Determine the number of lines in these entries that hold the word "title". Give the number and nothing more.
--------
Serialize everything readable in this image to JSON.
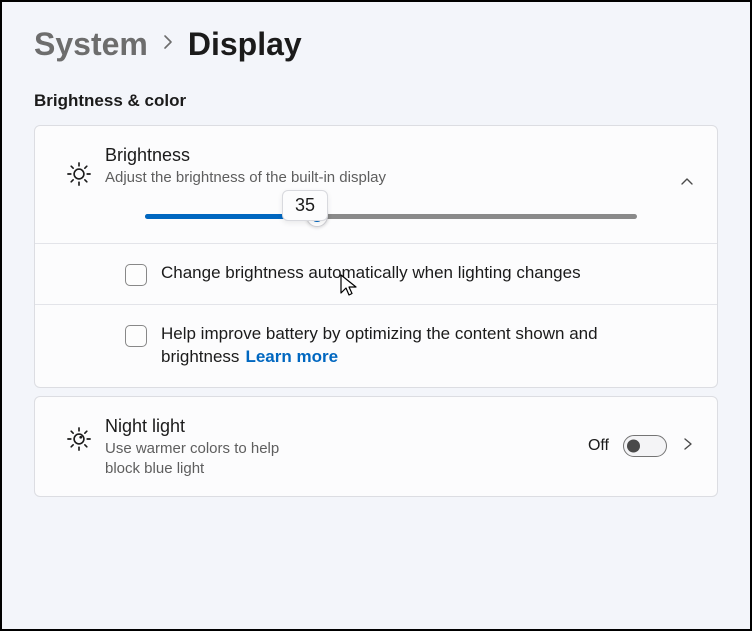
{
  "breadcrumb": {
    "parent": "System",
    "current": "Display"
  },
  "section": {
    "heading": "Brightness & color"
  },
  "brightness": {
    "title": "Brightness",
    "description": "Adjust the brightness of the built-in display",
    "value": 35,
    "tooltip": "35",
    "icon": "sun-icon"
  },
  "options": {
    "auto_brightness_label": "Change brightness automatically when lighting changes",
    "battery_optimize_label": "Help improve battery by optimizing the content shown and brightness",
    "learn_more": "Learn more"
  },
  "night_light": {
    "title": "Night light",
    "description": "Use warmer colors to help block blue light",
    "state": "Off",
    "enabled": false,
    "icon": "sun-accent-icon"
  }
}
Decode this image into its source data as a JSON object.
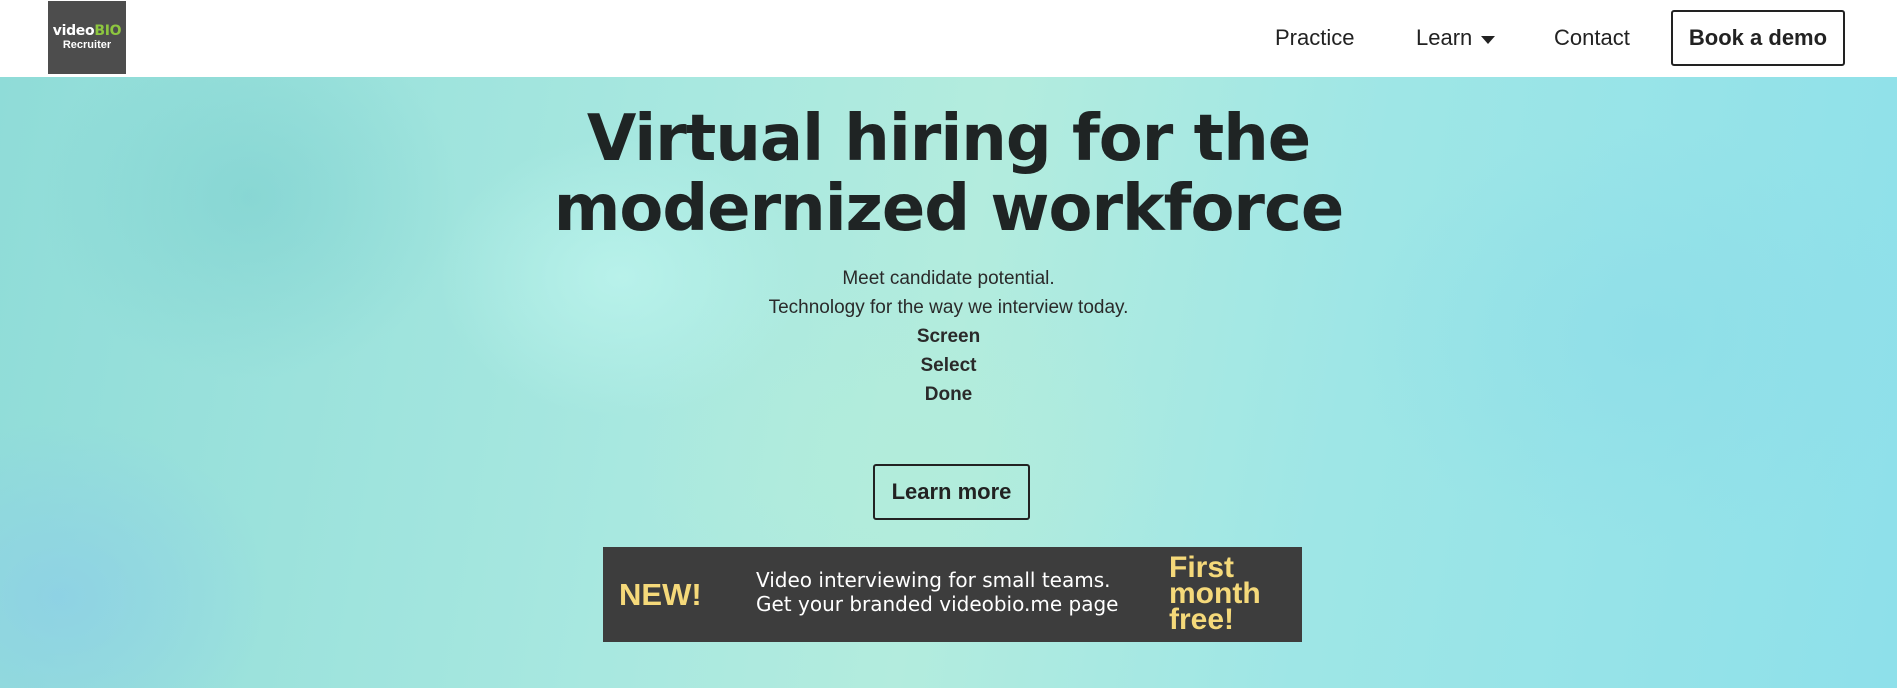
{
  "header": {
    "logo": {
      "brand_left": "video",
      "brand_right": "BIO",
      "sub": "Recruiter"
    },
    "nav": {
      "practice": "Practice",
      "learn": "Learn",
      "contact": "Contact",
      "book_demo": "Book a demo"
    }
  },
  "hero": {
    "headline_line1": "Virtual hiring for the",
    "headline_line2": "modernized workforce",
    "taglines": [
      "Meet candidate potential.",
      "Technology for the way we interview today.",
      "Screen",
      "Select",
      "Done"
    ],
    "learn_more": "Learn more"
  },
  "banner": {
    "new_label": "NEW!",
    "text_line1": "Video interviewing for small teams.",
    "text_line2": "Get your branded videobio.me page",
    "promo_line1": "First",
    "promo_line2": "month",
    "promo_line3": "free!"
  },
  "colors": {
    "logo_bg": "#4d4d4d",
    "logo_accent": "#8dc63f",
    "banner_bg": "#3d3d3d",
    "banner_accent": "#f5d97a",
    "hero_bg": "#a8e8e0"
  },
  "icons": {
    "learn_dropdown": "caret-down-icon"
  }
}
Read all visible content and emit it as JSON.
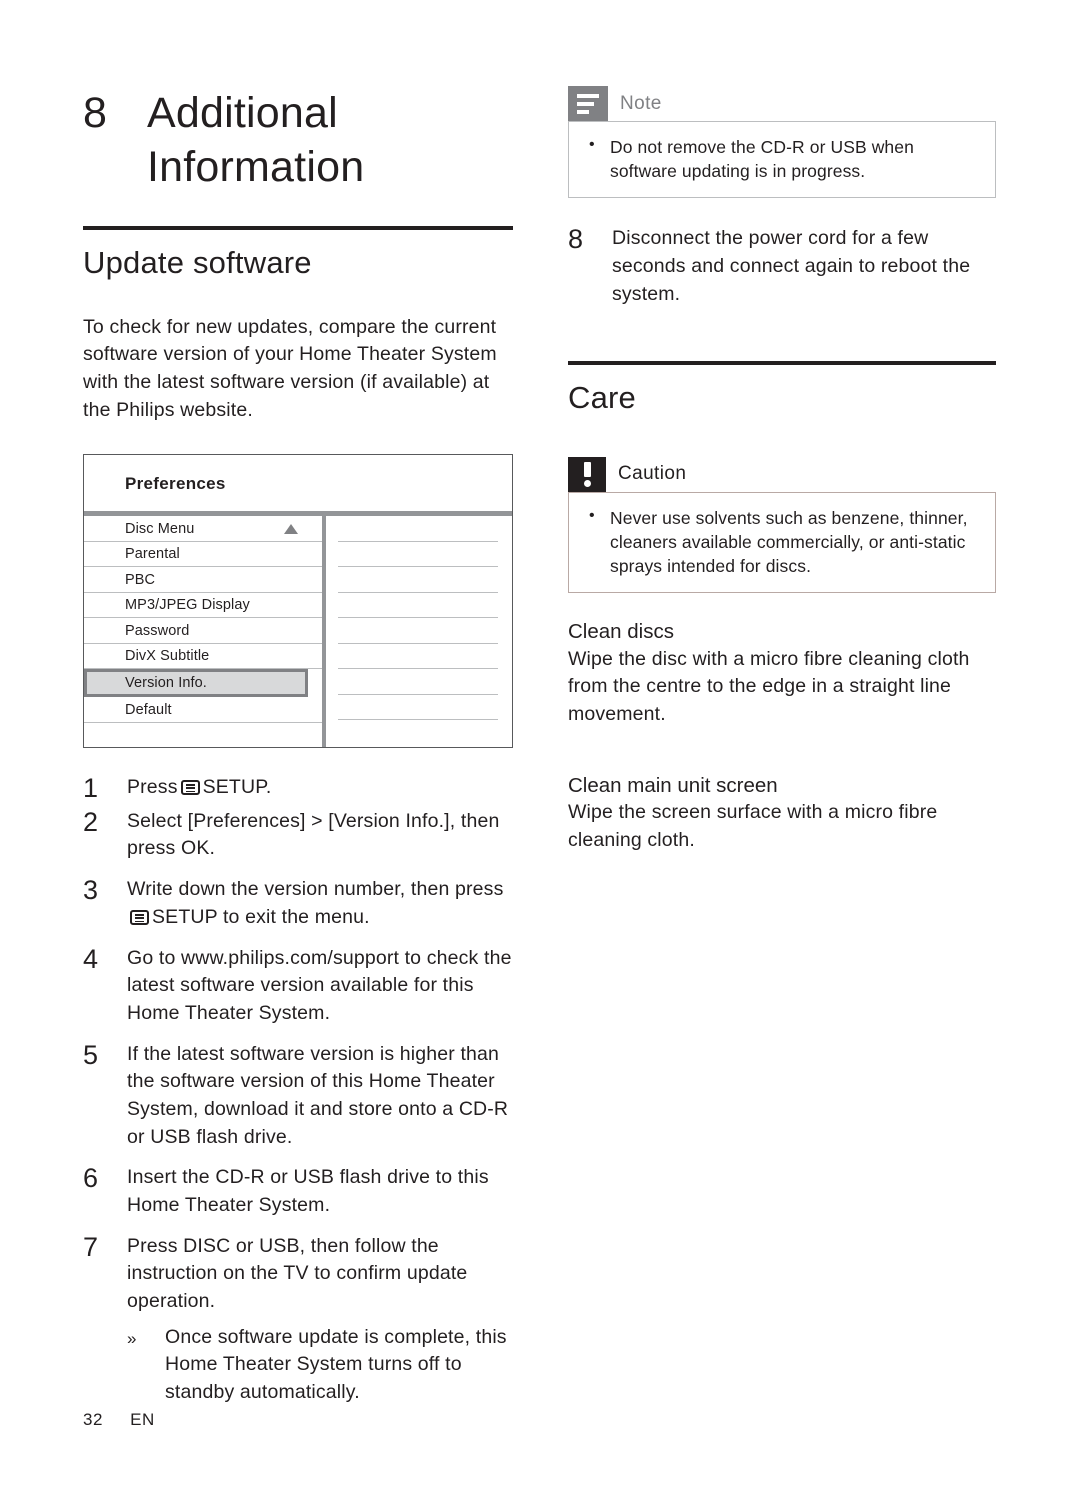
--------
### Output for this exercise
2